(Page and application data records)
■ ■ ■ ■

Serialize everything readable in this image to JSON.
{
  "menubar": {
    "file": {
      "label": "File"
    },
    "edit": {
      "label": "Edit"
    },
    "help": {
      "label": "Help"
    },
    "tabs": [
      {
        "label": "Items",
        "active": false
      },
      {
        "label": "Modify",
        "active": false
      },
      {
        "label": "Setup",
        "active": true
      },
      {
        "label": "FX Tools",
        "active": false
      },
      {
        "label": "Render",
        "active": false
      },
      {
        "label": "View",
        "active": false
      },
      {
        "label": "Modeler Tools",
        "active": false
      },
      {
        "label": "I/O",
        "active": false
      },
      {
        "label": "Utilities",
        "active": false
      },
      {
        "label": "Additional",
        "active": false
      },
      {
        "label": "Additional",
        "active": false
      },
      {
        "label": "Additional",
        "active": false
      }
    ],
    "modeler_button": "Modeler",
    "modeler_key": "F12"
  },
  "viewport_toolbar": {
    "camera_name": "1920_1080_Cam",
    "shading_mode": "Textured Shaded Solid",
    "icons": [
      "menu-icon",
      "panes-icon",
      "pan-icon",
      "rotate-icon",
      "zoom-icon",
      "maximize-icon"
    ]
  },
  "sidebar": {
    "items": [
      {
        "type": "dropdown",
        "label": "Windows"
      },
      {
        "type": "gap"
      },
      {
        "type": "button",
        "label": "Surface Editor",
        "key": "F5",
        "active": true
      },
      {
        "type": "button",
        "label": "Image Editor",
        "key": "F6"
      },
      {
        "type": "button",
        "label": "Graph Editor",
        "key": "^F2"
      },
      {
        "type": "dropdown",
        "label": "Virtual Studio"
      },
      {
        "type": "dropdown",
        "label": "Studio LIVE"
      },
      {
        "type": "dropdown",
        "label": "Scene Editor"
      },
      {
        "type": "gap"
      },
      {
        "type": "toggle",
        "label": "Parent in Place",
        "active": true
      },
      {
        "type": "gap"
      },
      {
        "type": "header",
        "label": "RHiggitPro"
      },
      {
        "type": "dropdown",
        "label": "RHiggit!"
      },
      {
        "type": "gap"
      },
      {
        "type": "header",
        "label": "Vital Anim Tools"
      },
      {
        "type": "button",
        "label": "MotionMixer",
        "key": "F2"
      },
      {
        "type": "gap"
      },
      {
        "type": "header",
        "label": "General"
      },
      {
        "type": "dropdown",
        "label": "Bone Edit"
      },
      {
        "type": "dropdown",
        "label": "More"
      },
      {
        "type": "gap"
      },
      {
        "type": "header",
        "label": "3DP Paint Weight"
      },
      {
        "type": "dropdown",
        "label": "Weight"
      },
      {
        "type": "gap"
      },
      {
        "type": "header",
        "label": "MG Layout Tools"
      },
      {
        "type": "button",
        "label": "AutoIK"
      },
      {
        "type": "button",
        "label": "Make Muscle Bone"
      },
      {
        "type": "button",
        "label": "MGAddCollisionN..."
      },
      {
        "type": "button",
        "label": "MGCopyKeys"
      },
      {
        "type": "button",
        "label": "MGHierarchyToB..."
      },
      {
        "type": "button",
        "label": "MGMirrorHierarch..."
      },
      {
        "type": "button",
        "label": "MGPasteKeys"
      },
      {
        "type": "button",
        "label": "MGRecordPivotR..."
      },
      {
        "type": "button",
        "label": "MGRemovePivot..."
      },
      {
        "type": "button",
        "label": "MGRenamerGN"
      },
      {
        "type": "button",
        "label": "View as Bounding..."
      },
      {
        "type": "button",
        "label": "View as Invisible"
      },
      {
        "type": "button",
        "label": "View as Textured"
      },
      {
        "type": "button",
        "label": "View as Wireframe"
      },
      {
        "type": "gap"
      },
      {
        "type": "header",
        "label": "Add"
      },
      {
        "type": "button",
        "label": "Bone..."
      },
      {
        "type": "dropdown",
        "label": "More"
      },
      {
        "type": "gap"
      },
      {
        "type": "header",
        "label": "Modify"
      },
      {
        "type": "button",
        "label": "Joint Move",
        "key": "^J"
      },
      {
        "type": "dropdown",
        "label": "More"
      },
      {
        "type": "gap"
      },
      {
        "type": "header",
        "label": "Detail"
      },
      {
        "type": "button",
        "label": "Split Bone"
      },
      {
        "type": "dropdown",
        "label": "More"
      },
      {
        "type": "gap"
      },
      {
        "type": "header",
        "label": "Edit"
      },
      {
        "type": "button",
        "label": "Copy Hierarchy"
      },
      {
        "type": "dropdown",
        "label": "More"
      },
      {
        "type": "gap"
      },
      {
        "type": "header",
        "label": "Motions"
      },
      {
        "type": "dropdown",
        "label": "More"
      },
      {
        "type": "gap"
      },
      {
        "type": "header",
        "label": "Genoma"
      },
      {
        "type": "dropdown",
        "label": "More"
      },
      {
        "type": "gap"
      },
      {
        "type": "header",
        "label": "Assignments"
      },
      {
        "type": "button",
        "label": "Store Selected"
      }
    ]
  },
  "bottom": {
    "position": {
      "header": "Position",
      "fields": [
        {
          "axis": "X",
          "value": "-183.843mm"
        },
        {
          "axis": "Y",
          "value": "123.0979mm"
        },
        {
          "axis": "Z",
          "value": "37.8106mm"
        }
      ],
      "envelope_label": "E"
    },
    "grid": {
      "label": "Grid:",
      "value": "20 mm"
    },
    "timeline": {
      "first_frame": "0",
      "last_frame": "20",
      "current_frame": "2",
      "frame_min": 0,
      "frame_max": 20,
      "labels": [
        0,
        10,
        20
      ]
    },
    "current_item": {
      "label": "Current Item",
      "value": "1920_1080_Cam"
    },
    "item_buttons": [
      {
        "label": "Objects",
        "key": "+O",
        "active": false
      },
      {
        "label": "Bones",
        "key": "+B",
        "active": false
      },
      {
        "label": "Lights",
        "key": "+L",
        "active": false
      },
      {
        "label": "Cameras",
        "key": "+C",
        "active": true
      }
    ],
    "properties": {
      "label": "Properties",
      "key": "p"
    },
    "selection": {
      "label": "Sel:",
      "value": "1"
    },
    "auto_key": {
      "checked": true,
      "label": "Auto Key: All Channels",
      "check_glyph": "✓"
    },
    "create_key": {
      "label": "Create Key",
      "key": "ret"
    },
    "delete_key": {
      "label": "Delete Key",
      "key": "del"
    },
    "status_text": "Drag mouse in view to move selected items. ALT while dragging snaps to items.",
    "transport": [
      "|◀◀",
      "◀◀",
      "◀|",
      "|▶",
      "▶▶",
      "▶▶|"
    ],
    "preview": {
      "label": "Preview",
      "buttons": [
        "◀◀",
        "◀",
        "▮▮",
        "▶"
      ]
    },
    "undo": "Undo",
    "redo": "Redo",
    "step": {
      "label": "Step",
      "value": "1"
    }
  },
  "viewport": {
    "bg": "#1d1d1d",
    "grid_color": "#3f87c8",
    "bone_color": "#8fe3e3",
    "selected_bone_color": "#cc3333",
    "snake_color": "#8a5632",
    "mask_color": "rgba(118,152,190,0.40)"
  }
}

■ ■ ■ ■

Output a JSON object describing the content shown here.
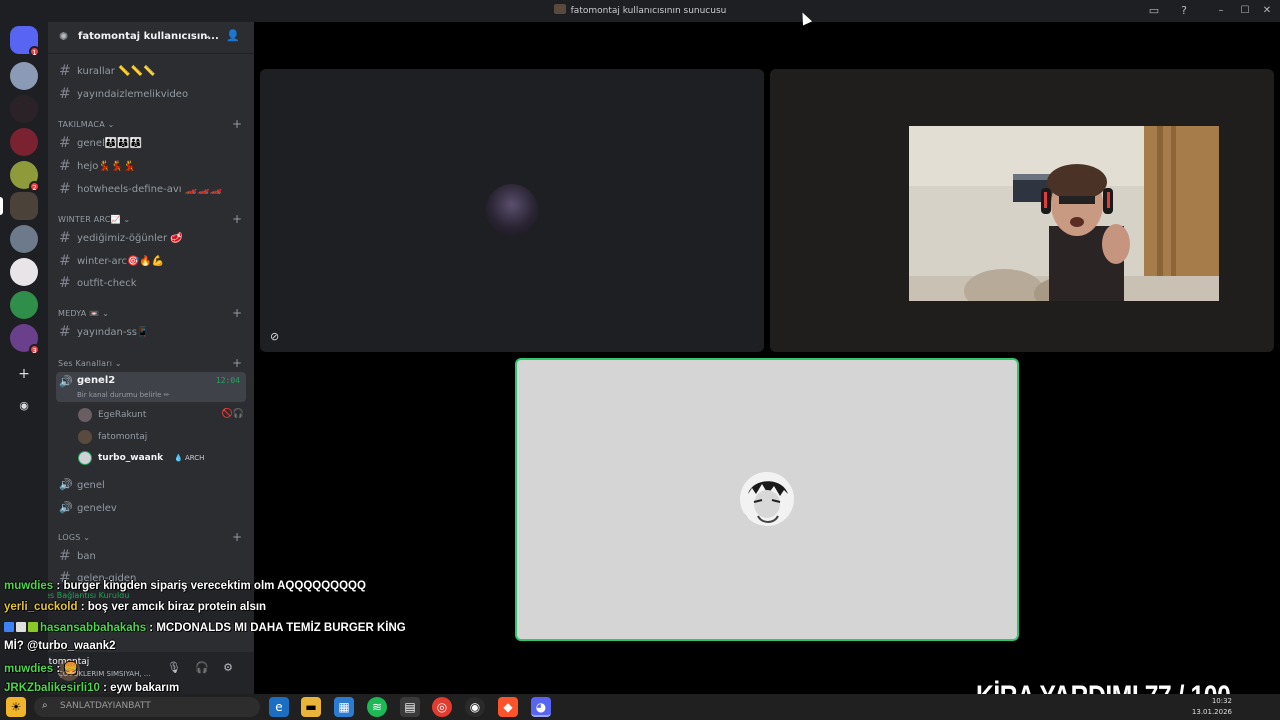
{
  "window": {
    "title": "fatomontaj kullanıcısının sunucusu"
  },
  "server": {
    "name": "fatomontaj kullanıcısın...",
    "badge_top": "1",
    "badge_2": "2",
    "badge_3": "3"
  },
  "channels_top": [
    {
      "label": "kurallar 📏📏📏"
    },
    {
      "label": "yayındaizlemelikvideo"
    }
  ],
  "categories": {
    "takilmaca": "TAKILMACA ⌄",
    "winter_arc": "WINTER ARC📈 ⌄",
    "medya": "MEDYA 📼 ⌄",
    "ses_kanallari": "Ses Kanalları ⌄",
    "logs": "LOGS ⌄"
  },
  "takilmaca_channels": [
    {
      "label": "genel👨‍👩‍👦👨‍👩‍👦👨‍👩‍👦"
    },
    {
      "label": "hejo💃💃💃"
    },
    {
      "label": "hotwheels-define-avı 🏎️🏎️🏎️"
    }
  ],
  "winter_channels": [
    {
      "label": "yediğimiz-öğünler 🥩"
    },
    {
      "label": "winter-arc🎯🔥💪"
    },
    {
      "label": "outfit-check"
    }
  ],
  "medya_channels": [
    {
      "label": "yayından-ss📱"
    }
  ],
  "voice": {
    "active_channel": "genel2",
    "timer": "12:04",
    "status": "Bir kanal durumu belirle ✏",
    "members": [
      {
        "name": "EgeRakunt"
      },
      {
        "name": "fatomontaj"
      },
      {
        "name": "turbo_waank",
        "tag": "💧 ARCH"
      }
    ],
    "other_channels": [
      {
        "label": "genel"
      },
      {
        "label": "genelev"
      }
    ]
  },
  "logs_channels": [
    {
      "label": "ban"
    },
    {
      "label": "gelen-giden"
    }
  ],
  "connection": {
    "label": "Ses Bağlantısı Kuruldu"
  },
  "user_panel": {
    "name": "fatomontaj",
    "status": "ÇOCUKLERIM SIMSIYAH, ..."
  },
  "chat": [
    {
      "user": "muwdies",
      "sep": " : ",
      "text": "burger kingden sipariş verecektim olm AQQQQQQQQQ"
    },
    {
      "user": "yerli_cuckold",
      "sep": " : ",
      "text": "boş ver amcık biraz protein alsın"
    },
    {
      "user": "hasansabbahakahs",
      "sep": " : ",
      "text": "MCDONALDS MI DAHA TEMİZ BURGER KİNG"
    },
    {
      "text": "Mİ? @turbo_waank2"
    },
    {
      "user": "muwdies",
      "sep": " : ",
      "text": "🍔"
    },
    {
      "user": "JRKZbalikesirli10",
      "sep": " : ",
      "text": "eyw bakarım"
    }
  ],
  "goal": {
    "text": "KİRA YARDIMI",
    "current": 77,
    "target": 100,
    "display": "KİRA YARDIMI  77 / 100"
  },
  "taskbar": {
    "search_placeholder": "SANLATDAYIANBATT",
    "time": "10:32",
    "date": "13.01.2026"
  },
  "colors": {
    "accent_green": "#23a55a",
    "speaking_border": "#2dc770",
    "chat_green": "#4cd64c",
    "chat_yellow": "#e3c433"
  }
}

■ ■ ■ ■

Exercise
Search the records above for the string "YARDIMI". Copy every line that contains it.

Task response
    "text": "KİRA YARDIMI",
    "display": "KİRA YARDIMI  77 / 100"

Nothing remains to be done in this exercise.